Objectif visé: Pouvez-vous recopier les entrées depuis le début jusqu'à la ligne contenant "col-f[interactable]: F... xyxy=(1194,528,1200,547)", celle-ci comprise, en changeant "Wait Analyze" en "Wait Analysis" et en laissant tout le reste intact ?

Entrées extraites:
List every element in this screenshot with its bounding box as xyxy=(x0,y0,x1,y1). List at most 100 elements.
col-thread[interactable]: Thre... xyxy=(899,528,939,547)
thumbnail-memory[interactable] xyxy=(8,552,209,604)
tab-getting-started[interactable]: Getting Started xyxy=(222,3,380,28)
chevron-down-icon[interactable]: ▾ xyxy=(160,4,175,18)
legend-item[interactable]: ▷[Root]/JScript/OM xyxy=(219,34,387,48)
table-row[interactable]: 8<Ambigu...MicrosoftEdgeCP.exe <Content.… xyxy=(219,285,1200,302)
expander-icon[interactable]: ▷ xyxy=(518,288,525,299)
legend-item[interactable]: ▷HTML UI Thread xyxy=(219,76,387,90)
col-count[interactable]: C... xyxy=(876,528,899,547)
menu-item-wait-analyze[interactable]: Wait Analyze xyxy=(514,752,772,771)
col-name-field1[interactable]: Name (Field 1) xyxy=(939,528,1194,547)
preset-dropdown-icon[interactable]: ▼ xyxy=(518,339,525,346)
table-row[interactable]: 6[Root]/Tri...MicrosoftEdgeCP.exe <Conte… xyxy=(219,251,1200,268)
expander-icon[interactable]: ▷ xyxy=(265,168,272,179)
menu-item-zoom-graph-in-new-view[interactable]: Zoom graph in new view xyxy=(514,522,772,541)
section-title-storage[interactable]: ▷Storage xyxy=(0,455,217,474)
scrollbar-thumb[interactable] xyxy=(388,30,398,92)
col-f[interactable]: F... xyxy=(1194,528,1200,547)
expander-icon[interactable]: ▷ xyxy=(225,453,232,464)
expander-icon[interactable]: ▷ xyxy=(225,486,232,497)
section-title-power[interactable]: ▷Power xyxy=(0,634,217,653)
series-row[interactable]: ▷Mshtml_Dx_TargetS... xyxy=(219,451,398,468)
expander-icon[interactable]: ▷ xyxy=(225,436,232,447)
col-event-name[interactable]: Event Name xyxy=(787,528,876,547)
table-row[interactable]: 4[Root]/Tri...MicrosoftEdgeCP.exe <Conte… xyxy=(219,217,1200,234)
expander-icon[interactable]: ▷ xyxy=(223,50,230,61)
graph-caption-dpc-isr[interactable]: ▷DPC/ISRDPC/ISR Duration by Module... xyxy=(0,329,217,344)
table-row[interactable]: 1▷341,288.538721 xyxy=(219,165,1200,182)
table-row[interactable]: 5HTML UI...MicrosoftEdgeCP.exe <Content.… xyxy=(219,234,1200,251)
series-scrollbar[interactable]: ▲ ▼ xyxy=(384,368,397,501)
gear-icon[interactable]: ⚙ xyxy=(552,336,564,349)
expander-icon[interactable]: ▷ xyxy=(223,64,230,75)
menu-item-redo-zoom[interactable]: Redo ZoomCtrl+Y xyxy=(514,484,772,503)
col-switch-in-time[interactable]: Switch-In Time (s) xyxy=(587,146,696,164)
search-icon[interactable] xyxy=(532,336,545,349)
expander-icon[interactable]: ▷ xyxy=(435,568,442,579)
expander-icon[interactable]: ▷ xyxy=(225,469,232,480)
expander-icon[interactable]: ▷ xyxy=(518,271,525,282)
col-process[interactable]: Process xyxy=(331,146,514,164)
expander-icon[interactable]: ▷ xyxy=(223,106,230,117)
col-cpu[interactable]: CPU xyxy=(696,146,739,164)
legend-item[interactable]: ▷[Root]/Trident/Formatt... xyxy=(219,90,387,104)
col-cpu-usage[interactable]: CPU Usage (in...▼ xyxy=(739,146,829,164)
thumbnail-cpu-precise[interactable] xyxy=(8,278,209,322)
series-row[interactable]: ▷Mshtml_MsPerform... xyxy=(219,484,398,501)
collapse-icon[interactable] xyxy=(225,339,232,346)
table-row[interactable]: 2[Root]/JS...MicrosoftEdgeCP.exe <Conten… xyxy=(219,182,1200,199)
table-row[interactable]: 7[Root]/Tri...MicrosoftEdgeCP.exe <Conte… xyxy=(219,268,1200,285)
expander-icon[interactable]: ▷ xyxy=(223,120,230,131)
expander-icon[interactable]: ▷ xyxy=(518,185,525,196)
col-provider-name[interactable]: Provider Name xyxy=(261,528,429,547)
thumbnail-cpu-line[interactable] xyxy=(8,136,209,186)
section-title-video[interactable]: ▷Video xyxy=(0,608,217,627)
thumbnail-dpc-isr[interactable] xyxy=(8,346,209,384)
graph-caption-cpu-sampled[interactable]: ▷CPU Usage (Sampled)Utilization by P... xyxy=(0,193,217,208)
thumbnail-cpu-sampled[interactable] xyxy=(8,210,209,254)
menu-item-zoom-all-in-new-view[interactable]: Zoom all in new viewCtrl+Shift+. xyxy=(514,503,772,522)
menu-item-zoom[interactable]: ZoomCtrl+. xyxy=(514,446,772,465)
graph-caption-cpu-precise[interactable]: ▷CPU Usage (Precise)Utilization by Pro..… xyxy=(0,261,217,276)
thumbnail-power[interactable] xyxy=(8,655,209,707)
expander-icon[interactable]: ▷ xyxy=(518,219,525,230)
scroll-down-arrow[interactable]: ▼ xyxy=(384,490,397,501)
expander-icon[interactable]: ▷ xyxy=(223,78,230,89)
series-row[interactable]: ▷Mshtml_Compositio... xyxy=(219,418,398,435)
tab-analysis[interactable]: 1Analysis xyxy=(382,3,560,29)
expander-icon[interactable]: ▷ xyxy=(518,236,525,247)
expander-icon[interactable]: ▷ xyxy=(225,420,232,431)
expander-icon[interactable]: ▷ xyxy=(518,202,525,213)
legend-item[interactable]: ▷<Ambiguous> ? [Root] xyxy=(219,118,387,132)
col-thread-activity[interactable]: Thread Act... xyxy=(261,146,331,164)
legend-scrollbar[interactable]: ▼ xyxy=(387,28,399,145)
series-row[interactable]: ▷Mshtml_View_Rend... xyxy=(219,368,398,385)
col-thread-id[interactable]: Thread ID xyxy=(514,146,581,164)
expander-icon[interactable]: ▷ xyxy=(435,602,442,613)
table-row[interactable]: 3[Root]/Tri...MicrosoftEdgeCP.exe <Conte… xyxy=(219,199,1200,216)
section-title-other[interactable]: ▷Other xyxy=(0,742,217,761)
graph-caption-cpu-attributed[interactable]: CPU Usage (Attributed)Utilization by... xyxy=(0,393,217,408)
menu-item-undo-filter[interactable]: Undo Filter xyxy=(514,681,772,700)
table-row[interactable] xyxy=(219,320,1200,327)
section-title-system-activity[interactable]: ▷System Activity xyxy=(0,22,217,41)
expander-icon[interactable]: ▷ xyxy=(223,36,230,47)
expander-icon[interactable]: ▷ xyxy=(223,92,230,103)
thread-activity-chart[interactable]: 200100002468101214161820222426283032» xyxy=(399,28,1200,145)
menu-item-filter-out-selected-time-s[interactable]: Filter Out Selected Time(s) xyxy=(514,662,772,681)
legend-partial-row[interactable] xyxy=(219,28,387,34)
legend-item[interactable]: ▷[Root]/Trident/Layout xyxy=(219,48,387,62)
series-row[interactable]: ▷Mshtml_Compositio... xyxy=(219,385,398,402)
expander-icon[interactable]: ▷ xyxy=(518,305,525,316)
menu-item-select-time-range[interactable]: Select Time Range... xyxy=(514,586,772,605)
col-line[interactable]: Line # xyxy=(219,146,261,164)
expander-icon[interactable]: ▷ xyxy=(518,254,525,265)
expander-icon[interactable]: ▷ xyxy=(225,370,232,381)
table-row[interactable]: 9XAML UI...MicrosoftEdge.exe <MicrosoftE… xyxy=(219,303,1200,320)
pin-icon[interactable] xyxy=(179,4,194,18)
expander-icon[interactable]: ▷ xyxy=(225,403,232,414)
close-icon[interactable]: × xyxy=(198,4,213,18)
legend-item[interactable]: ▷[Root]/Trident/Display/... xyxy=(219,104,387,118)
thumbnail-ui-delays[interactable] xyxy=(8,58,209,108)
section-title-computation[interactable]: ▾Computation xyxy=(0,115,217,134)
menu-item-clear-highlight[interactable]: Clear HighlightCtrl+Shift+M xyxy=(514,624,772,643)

Réponse attendue:
List every element in this screenshot with its bounding box as xyxy=(x0,y0,x1,y1). List at most 100 elements.
col-thread[interactable]: Thre... xyxy=(899,528,939,547)
thumbnail-memory[interactable] xyxy=(8,552,209,604)
tab-getting-started[interactable]: Getting Started xyxy=(222,3,380,28)
chevron-down-icon[interactable]: ▾ xyxy=(160,4,175,18)
legend-item[interactable]: ▷[Root]/JScript/OM xyxy=(219,34,387,48)
table-row[interactable]: 8<Ambigu...MicrosoftEdgeCP.exe <Content.… xyxy=(219,285,1200,302)
expander-icon[interactable]: ▷ xyxy=(518,288,525,299)
legend-item[interactable]: ▷HTML UI Thread xyxy=(219,76,387,90)
col-count[interactable]: C... xyxy=(876,528,899,547)
menu-item-wait-analyze[interactable]: Wait Analysis xyxy=(514,752,772,771)
col-name-field1[interactable]: Name (Field 1) xyxy=(939,528,1194,547)
preset-dropdown-icon[interactable]: ▼ xyxy=(518,339,525,346)
table-row[interactable]: 6[Root]/Tri...MicrosoftEdgeCP.exe <Conte… xyxy=(219,251,1200,268)
expander-icon[interactable]: ▷ xyxy=(265,168,272,179)
menu-item-zoom-graph-in-new-view[interactable]: Zoom graph in new view xyxy=(514,522,772,541)
section-title-storage[interactable]: ▷Storage xyxy=(0,455,217,474)
scrollbar-thumb[interactable] xyxy=(388,30,398,92)
col-f[interactable]: F... xyxy=(1194,528,1200,547)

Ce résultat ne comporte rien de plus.